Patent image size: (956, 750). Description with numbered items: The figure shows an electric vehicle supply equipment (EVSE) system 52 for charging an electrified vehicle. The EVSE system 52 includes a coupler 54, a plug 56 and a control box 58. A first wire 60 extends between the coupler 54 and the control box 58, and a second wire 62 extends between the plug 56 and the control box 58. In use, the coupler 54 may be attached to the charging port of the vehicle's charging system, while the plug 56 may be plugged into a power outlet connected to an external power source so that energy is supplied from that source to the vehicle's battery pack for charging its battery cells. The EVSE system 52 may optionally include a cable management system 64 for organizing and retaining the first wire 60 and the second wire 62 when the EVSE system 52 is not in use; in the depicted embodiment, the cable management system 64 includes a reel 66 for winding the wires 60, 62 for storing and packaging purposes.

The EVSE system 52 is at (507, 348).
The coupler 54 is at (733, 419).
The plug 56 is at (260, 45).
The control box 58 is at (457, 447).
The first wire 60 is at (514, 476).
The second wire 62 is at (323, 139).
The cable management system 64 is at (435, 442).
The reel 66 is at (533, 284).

___

* WHAT YOU HAVE TO DO: Give back the complete material verbatim.

* YOUR RESPONSE:
Patent image size: (956, 750). Description with numbered items: The figure shows an electric vehicle supply equipment (EVSE) system 52 for charging an electrified vehicle. The EVSE system 52 includes a coupler 54, a plug 56 and a control box 58. A first wire 60 extends between the coupler 54 and the control box 58, and a second wire 62 extends between the plug 56 and the control box 58. In use, the coupler 54 may be attached to the charging port of the vehicle's charging system, while the plug 56 may be plugged into a power outlet connected to an external power source so that energy is supplied from that source to the vehicle's battery pack for charging its battery cells. The EVSE system 52 may optionally include a cable management system 64 for organizing and retaining the first wire 60 and the second wire 62 when the EVSE system 52 is not in use; in the depicted embodiment, the cable management system 64 includes a reel 66 for winding the wires 60, 62 for storing and packaging purposes.

The EVSE system 52 is at (507, 348).
The coupler 54 is at (733, 419).
The plug 56 is at (260, 45).
The control box 58 is at (457, 447).
The first wire 60 is at (514, 476).
The second wire 62 is at (323, 139).
The cable management system 64 is at (435, 442).
The reel 66 is at (533, 284).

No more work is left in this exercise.